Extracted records

----

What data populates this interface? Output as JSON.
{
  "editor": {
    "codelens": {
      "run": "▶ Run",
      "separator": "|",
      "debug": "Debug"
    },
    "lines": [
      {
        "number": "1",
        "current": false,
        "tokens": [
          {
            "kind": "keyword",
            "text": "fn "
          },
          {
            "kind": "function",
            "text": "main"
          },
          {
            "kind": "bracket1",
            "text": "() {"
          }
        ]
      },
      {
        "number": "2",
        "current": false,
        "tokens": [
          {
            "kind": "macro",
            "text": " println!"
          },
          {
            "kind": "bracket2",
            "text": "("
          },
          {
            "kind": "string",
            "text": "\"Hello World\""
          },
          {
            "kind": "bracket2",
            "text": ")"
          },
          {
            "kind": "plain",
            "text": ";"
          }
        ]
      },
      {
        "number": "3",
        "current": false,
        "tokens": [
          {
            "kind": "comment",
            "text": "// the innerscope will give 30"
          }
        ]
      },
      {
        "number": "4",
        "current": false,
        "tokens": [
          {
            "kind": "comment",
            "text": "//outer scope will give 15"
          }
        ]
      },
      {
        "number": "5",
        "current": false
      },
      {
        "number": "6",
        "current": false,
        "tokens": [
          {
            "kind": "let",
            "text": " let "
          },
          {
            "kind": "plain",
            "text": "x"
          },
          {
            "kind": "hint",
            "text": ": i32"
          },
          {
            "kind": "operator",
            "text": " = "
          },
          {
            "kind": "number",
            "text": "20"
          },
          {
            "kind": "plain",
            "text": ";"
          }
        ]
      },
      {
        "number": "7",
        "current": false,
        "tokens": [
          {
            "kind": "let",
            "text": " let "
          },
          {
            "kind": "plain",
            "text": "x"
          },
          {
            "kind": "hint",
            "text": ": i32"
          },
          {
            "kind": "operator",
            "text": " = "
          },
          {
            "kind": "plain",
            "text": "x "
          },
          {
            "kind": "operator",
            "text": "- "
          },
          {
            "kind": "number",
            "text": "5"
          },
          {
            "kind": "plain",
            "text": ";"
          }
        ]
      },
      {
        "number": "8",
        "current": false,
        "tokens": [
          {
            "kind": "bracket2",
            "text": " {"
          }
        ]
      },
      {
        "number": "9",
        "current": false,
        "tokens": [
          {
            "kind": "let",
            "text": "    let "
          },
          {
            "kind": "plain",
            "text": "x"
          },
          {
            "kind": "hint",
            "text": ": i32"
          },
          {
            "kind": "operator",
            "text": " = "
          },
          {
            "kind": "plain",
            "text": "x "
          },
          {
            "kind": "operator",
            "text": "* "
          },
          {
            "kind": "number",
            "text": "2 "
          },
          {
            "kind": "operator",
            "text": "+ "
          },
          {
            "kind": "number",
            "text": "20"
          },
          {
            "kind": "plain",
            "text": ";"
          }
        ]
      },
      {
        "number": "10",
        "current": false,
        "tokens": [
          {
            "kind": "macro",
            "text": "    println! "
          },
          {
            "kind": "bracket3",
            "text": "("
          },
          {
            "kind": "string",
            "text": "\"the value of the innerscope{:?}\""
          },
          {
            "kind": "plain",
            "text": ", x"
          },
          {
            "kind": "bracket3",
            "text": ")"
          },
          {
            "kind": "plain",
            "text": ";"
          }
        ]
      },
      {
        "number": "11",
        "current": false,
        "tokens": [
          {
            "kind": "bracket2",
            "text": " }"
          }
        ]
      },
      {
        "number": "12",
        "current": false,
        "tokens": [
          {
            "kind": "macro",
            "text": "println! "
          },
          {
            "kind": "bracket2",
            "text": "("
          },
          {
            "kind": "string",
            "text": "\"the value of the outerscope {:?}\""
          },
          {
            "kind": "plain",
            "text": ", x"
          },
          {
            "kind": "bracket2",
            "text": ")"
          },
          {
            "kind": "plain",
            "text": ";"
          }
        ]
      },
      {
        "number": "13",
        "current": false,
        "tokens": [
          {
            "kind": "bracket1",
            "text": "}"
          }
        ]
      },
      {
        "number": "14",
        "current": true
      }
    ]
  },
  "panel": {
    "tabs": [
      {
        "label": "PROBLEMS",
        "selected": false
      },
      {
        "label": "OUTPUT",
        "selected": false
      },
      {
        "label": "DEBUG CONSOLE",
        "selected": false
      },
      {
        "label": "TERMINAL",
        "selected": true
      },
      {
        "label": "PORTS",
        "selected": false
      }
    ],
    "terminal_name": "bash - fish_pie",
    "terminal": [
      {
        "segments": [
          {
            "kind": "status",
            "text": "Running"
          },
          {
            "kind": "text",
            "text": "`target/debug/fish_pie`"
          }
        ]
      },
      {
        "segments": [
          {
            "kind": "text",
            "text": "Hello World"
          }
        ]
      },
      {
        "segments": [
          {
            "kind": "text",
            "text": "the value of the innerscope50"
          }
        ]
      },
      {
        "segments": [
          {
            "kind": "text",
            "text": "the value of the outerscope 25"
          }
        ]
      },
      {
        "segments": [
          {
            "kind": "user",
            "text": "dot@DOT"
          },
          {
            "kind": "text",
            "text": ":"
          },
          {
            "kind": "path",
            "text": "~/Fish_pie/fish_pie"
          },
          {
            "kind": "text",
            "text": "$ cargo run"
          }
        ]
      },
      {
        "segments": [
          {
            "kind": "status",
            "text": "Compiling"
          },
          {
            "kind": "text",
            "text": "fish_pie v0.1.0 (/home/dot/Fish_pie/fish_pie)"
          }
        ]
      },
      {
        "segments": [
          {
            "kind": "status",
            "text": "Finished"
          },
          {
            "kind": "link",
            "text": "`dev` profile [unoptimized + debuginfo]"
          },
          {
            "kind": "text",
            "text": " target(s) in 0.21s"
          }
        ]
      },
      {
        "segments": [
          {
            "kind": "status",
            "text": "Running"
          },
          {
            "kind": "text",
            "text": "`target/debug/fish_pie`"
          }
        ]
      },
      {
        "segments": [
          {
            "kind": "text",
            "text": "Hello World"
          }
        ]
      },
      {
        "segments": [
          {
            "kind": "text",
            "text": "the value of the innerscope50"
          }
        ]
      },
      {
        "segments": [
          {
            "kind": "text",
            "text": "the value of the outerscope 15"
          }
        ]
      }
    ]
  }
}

----

What you will do
Retype the data exactly as given.

The output
What data populates this interface? Output as JSON.
{
  "editor": {
    "codelens": {
      "run": "▶ Run",
      "separator": "|",
      "debug": "Debug"
    },
    "lines": [
      {
        "number": "1",
        "current": false,
        "tokens": [
          {
            "kind": "keyword",
            "text": "fn "
          },
          {
            "kind": "function",
            "text": "main"
          },
          {
            "kind": "bracket1",
            "text": "() {"
          }
        ]
      },
      {
        "number": "2",
        "current": false,
        "tokens": [
          {
            "kind": "macro",
            "text": " println!"
          },
          {
            "kind": "bracket2",
            "text": "("
          },
          {
            "kind": "string",
            "text": "\"Hello World\""
          },
          {
            "kind": "bracket2",
            "text": ")"
          },
          {
            "kind": "plain",
            "text": ";"
          }
        ]
      },
      {
        "number": "3",
        "current": false,
        "tokens": [
          {
            "kind": "comment",
            "text": "// the innerscope will give 30"
          }
        ]
      },
      {
        "number": "4",
        "current": false,
        "tokens": [
          {
            "kind": "comment",
            "text": "//outer scope will give 15"
          }
        ]
      },
      {
        "number": "5",
        "current": false
      },
      {
        "number": "6",
        "current": false,
        "tokens": [
          {
            "kind": "let",
            "text": " let "
          },
          {
            "kind": "plain",
            "text": "x"
          },
          {
            "kind": "hint",
            "text": ": i32"
          },
          {
            "kind": "operator",
            "text": " = "
          },
          {
            "kind": "number",
            "text": "20"
          },
          {
            "kind": "plain",
            "text": ";"
          }
        ]
      },
      {
        "number": "7",
        "current": false,
        "tokens": [
          {
            "kind": "let",
            "text": " let "
          },
          {
            "kind": "plain",
            "text": "x"
          },
          {
            "kind": "hint",
            "text": ": i32"
          },
          {
            "kind": "operator",
            "text": " = "
          },
          {
            "kind": "plain",
            "text": "x "
          },
          {
            "kind": "operator",
            "text": "- "
          },
          {
            "kind": "number",
            "text": "5"
          },
          {
            "kind": "plain",
            "text": ";"
          }
        ]
      },
      {
        "number": "8",
        "current": false,
        "tokens": [
          {
            "kind": "bracket2",
            "text": " {"
          }
        ]
      },
      {
        "number": "9",
        "current": false,
        "tokens": [
          {
            "kind": "let",
            "text": "    let "
          },
          {
            "kind": "plain",
            "text": "x"
          },
          {
            "kind": "hint",
            "text": ": i32"
          },
          {
            "kind": "operator",
            "text": " = "
          },
          {
            "kind": "plain",
            "text": "x "
          },
          {
            "kind": "operator",
            "text": "* "
          },
          {
            "kind": "number",
            "text": "2 "
          },
          {
            "kind": "operator",
            "text": "+ "
          },
          {
            "kind": "number",
            "text": "20"
          },
          {
            "kind": "plain",
            "text": ";"
          }
        ]
      },
      {
        "number": "10",
        "current": false,
        "tokens": [
          {
            "kind": "macro",
            "text": "    println! "
          },
          {
            "kind": "bracket3",
            "text": "("
          },
          {
            "kind": "string",
            "text": "\"the value of the innerscope{:?}\""
          },
          {
            "kind": "plain",
            "text": ", x"
          },
          {
            "kind": "bracket3",
            "text": ")"
          },
          {
            "kind": "plain",
            "text": ";"
          }
        ]
      },
      {
        "number": "11",
        "current": false,
        "tokens": [
          {
            "kind": "bracket2",
            "text": " }"
          }
        ]
      },
      {
        "number": "12",
        "current": false,
        "tokens": [
          {
            "kind": "macro",
            "text": "println! "
          },
          {
            "kind": "bracket2",
            "text": "("
          },
          {
            "kind": "string",
            "text": "\"the value of the outerscope {:?}\""
          },
          {
            "kind": "plain",
            "text": ", x"
          },
          {
            "kind": "bracket2",
            "text": ")"
          },
          {
            "kind": "plain",
            "text": ";"
          }
        ]
      },
      {
        "number": "13",
        "current": false,
        "tokens": [
          {
            "kind": "bracket1",
            "text": "}"
          }
        ]
      },
      {
        "number": "14",
        "current": true
      }
    ]
  },
  "panel": {
    "tabs": [
      {
        "label": "PROBLEMS",
        "selected": false
      },
      {
        "label": "OUTPUT",
        "selected": false
      },
      {
        "label": "DEBUG CONSOLE",
        "selected": false
      },
      {
        "label": "TERMINAL",
        "selected": true
      },
      {
        "label": "PORTS",
        "selected": false
      }
    ],
    "terminal_name": "bash - fish_pie",
    "terminal": [
      {
        "segments": [
          {
            "kind": "status",
            "text": "Running"
          },
          {
            "kind": "text",
            "text": "`target/debug/fish_pie`"
          }
        ]
      },
      {
        "segments": [
          {
            "kind": "text",
            "text": "Hello World"
          }
        ]
      },
      {
        "segments": [
          {
            "kind": "text",
            "text": "the value of the innerscope50"
          }
        ]
      },
      {
        "segments": [
          {
            "kind": "text",
            "text": "the value of the outerscope 25"
          }
        ]
      },
      {
        "segments": [
          {
            "kind": "user",
            "text": "dot@DOT"
          },
          {
            "kind": "text",
            "text": ":"
          },
          {
            "kind": "path",
            "text": "~/Fish_pie/fish_pie"
          },
          {
            "kind": "text",
            "text": "$ cargo run"
          }
        ]
      },
      {
        "segments": [
          {
            "kind": "status",
            "text": "Compiling"
          },
          {
            "kind": "text",
            "text": "fish_pie v0.1.0 (/home/dot/Fish_pie/fish_pie)"
          }
        ]
      },
      {
        "segments": [
          {
            "kind": "status",
            "text": "Finished"
          },
          {
            "kind": "link",
            "text": "`dev` profile [unoptimized + debuginfo]"
          },
          {
            "kind": "text",
            "text": " target(s) in 0.21s"
          }
        ]
      },
      {
        "segments": [
          {
            "kind": "status",
            "text": "Running"
          },
          {
            "kind": "text",
            "text": "`target/debug/fish_pie`"
          }
        ]
      },
      {
        "segments": [
          {
            "kind": "text",
            "text": "Hello World"
          }
        ]
      },
      {
        "segments": [
          {
            "kind": "text",
            "text": "the value of the innerscope50"
          }
        ]
      },
      {
        "segments": [
          {
            "kind": "text",
            "text": "the value of the outerscope 15"
          }
        ]
      }
    ]
  }
}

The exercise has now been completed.